Omit the images, then output each of the records below exactly.

══ Excerpted records

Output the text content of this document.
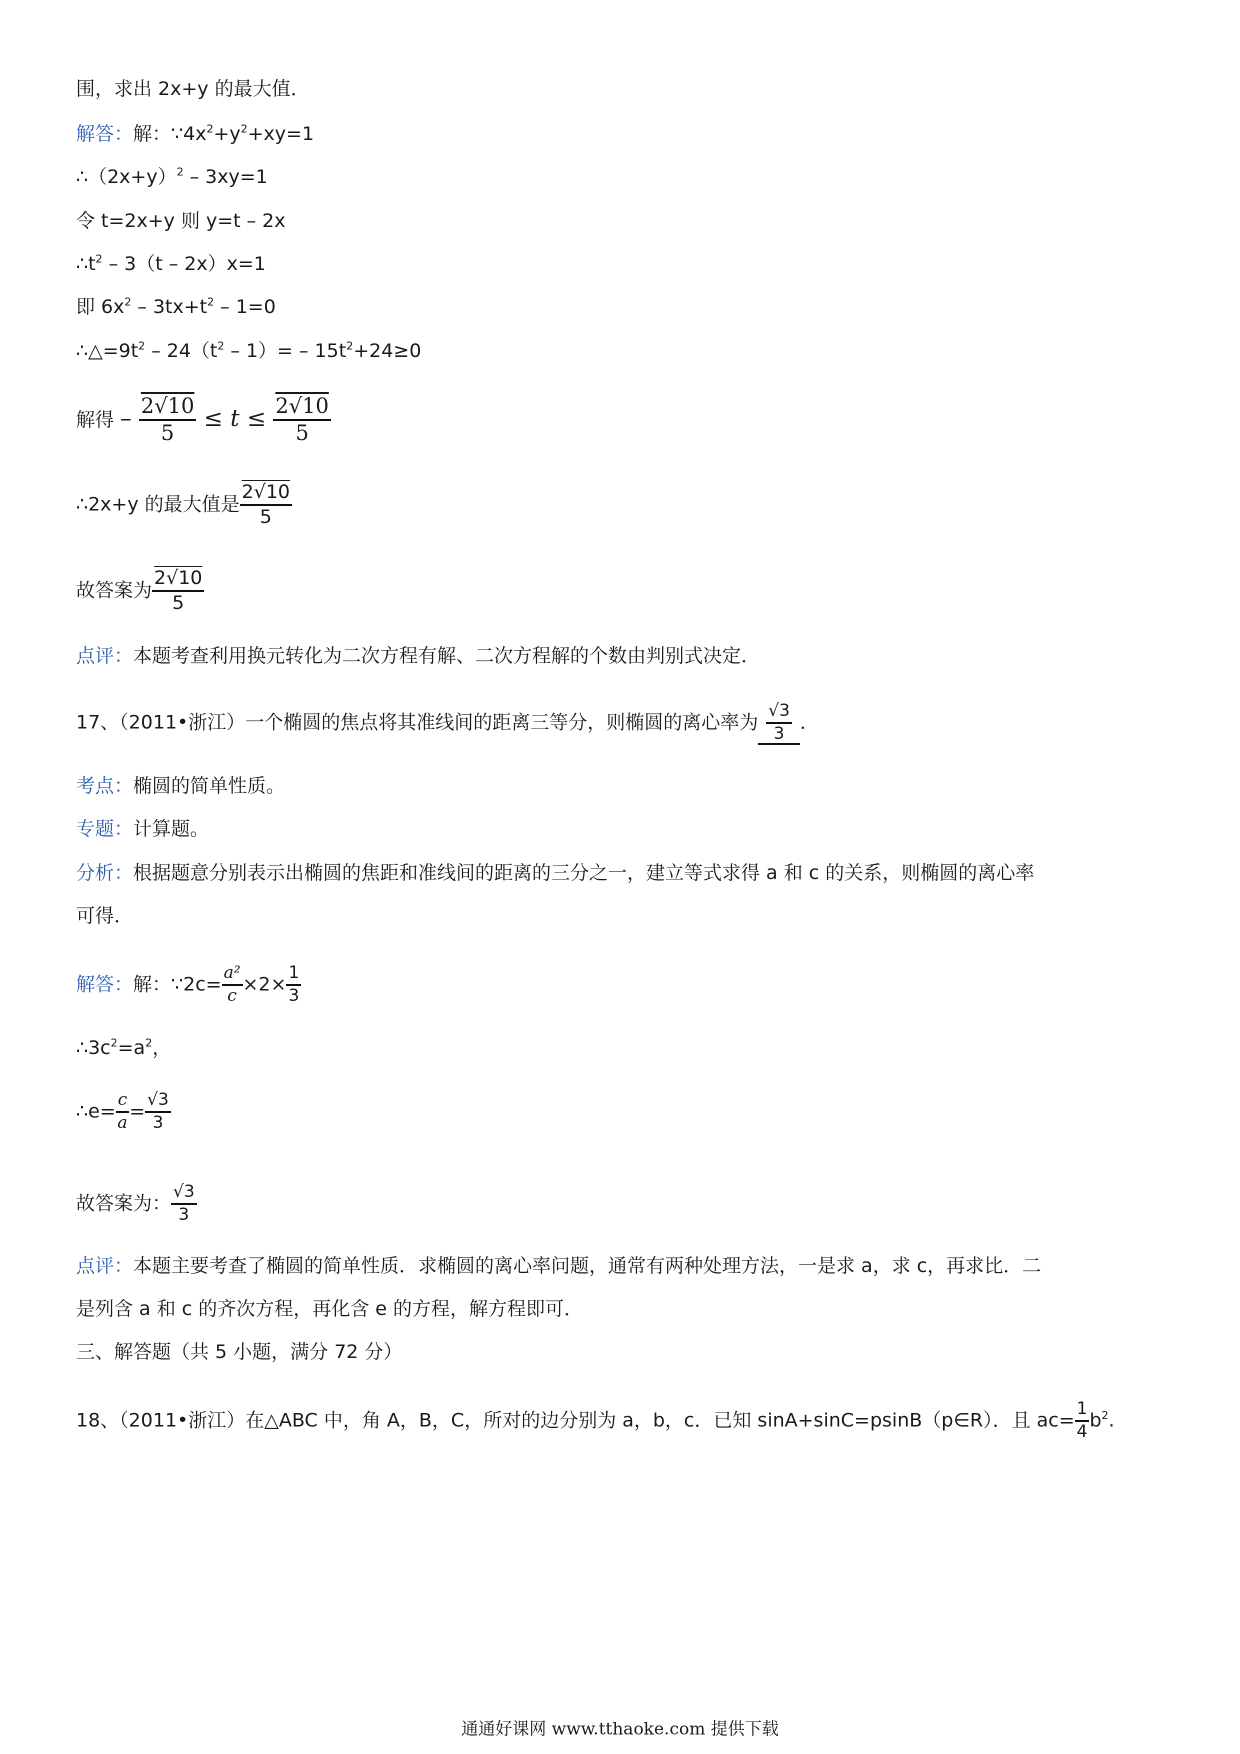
围，求出 2x+y 的最大值．
解答：解：$\because 4x^2+y^2+xy=1$
$\therefore(2x+y)^2 - 3xy=1$
令 t=2x+y 则 y=t – 2x
$\therefore t^2 - 3(t - 2x)x=1$
即 $6x^2 - 3tx+t^2 - 1=0$
$\therefore\triangle=9t^2 - 24(t^2 - 1)= - 15t^2+24\ge 0$
解得 – $\frac{2√10}{5} \le t \le \frac{2√10}{5}$
∴2x+y 的最大值是 $\frac{2√10}{5}$
故答案为 $\frac{2√10}{5}$
点评：本题考查利用换元转化为二次方程有解、二次方程解的个数由判别式决定．
17、（2011•浙江）一个椭圆的焦点将其准线间的距离三等分，则椭圆的离心率为 $\frac{√3}{3}$ ．
考点：椭圆的简单性质。
专题：计算题。
分析：根据题意分别表示出椭圆的焦距和准线间的距离的三分之一，建立等式求得 a 和 c 的关系，则椭圆的离心率
可得．
解答：解：∵2c= $\frac{\text{a²}}{c} \times 2\times \frac{1}{3}$
$\therefore 3c^2=a^2$，
∴e= $\frac{c}{a} = \frac{√3}{3}$
故答案为： $\frac{√3}{3}$
点评：本题主要考查了椭圆的简单性质．求椭圆的离心率问题，通常有两种处理方法，一是求 a，求 c，再求比．二
是列含 a 和 c 的齐次方程，再化含 e 的方程，解方程即可．
三、解答题（共 5 小题，满分 72 分）
18、（2011•浙江）在△ABC 中，角 A，B，C，所对的边分别为 a，b，c．已知 sinA+sinC=psinB（p∈R）．且 $ac= \frac{1}{4} b^2$.
通通好课网 www.tthaoke.com 提供下载
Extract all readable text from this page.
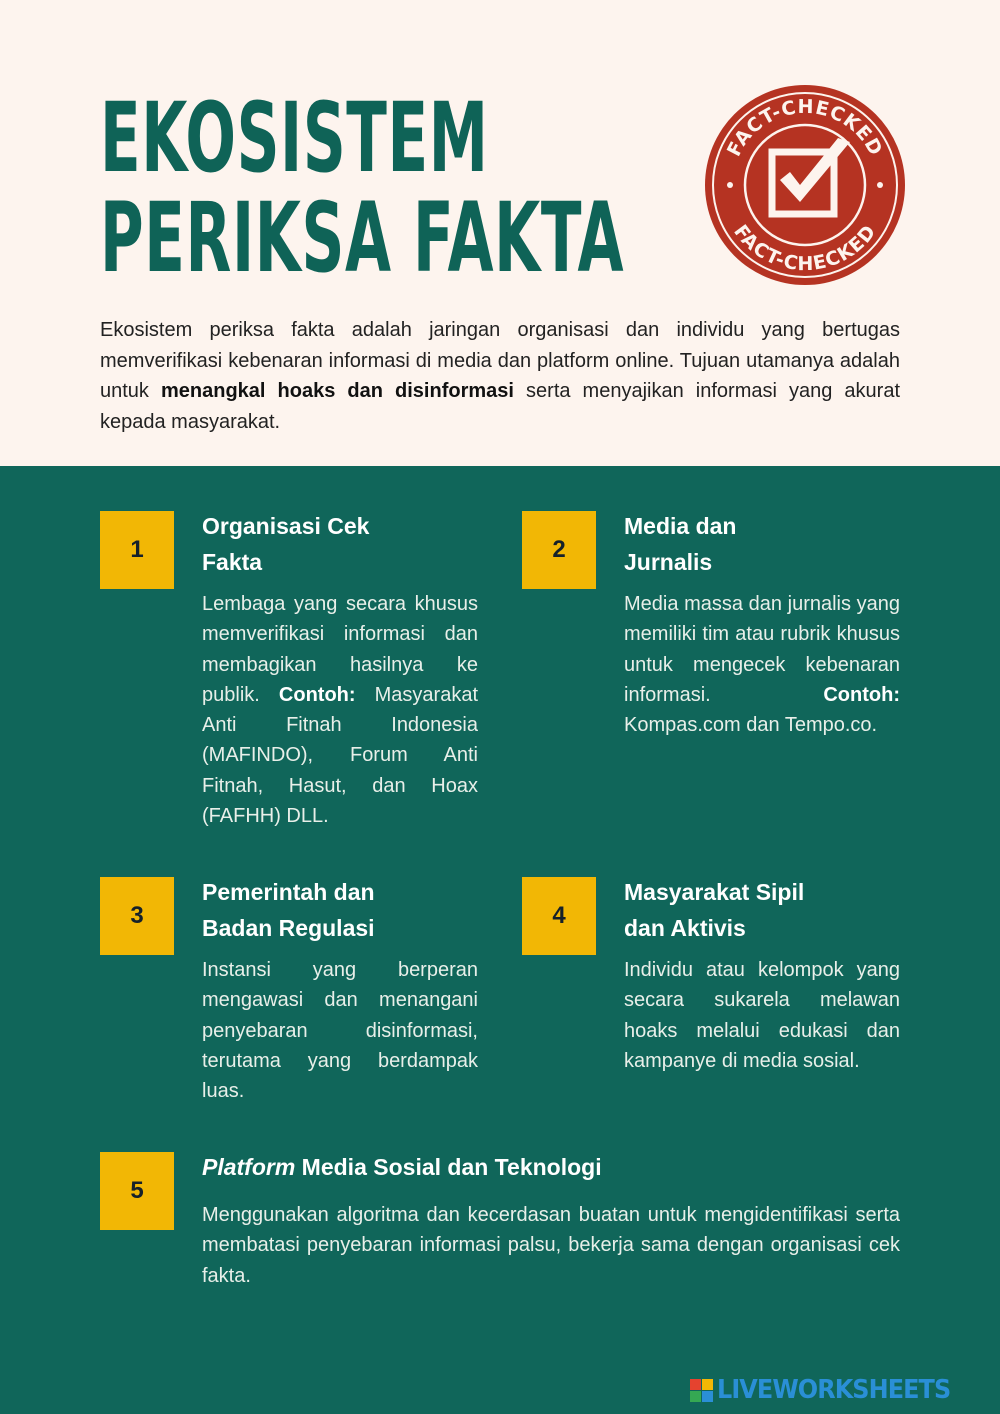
EKOSISTEM
PERIKSA FAKTA
FACT-CHECKED
FACT-CHECKED

Ekosistem periksa fakta adalah jaringan organisasi dan individu yang bertugas memverifikasi kebenaran informasi di media dan platform online. Tujuan utamanya adalah untuk menangkal hoaks dan disinformasi serta menyajikan informasi yang akurat kepada masyarakat.

1
Organisasi Cek
Fakta

Lembaga yang secara khusus memverifikasi informasi dan membagikan hasilnya ke publik. Contoh: Masyarakat Anti Fitnah Indonesia (MAFINDO), Forum Anti Fitnah, Hasut, dan Hoax (FAFHH) DLL.

2
Media dan
Jurnalis

Media massa dan jurnalis yang memiliki tim atau rubrik khusus untuk mengecek kebenaran informasi. Contoh: Kompas.com dan Tempo.co.

3
Pemerintah dan
Badan Regulasi

Instansi yang berperan mengawasi dan menangani penyebaran disinformasi, terutama yang berdampak luas.

4
Masyarakat Sipil
dan Aktivis

Individu atau kelompok yang secara sukarela melawan hoaks melalui edukasi dan kampanye di media sosial.

5
Platform Media Sosial dan Teknologi

Menggunakan algoritma dan kecerdasan buatan untuk mengidentifikasi serta membatasi penyebaran informasi palsu, bekerja sama dengan organisasi cek fakta.

LIVEWORKSHEETS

════

» **Answer to this task**:
Output the text content of this document.
围，求出 2x+y 的最大值．
解答：解：$\because 4x^2+y^2+xy=1$
$\therefore(2x+y)^2 - 3xy=1$
令 t=2x+y 则 y=t – 2x
$\therefore t^2 - 3(t - 2x)x=1$
即 $6x^2 - 3tx+t^2 - 1=0$
$\therefore\triangle=9t^2 - 24(t^2 - 1)= - 15t^2+24\ge 0$
解得 – $\frac{2√10}{5} \le t \le \frac{2√10}{5}$
∴2x+y 的最大值是 $\frac{2√10}{5}$
故答案为 $\frac{2√10}{5}$
点评：本题考查利用换元转化为二次方程有解、二次方程解的个数由判别式决定．
17、（2011•浙江）一个椭圆的焦点将其准线间的距离三等分，则椭圆的离心率为 $\frac{√3}{3}$ ．
考点：椭圆的简单性质。
专题：计算题。
分析：根据题意分别表示出椭圆的焦距和准线间的距离的三分之一，建立等式求得 a 和 c 的关系，则椭圆的离心率
可得．
解答：解：∵2c= $\frac{\text{a²}}{c} \times 2\times \frac{1}{3}$
$\therefore 3c^2=a^2$，
∴e= $\frac{c}{a} = \frac{√3}{3}$
故答案为： $\frac{√3}{3}$
点评：本题主要考查了椭圆的简单性质．求椭圆的离心率问题，通常有两种处理方法，一是求 a，求 c，再求比．二
是列含 a 和 c 的齐次方程，再化含 e 的方程，解方程即可．
三、解答题（共 5 小题，满分 72 分）
18、（2011•浙江）在△ABC 中，角 A，B，C，所对的边分别为 a，b，c．已知 sinA+sinC=psinB（p∈R）．且 $ac= \frac{1}{4} b^2$.
通通好课网 www.tthaoke.com 提供下载
Extract all readable text from this page.
EKOSISTEM
PERIKSA FAKTA
FACT-CHECKED
FACT-CHECKED

Ekosistem periksa fakta adalah jaringan organisasi dan individu yang bertugas memverifikasi kebenaran informasi di media dan platform online. Tujuan utamanya adalah untuk menangkal hoaks dan disinformasi serta menyajikan informasi yang akurat kepada masyarakat.

1
Organisasi Cek
Fakta

Lembaga yang secara khusus memverifikasi informasi dan membagikan hasilnya ke publik. Contoh: Masyarakat Anti Fitnah Indonesia (MAFINDO), Forum Anti Fitnah, Hasut, dan Hoax (FAFHH) DLL.

2
Media dan
Jurnalis

Media massa dan jurnalis yang memiliki tim atau rubrik khusus untuk mengecek kebenaran informasi. Contoh: Kompas.com dan Tempo.co.

3
Pemerintah dan
Badan Regulasi

Instansi yang berperan mengawasi dan menangani penyebaran disinformasi, terutama yang berdampak luas.

4
Masyarakat Sipil
dan Aktivis

Individu atau kelompok yang secara sukarela melawan hoaks melalui edukasi dan kampanye di media sosial.

5
Platform Media Sosial dan Teknologi

Menggunakan algoritma dan kecerdasan buatan untuk mengidentifikasi serta membatasi penyebaran informasi palsu, bekerja sama dengan organisasi cek fakta.

LIVEWORKSHEETS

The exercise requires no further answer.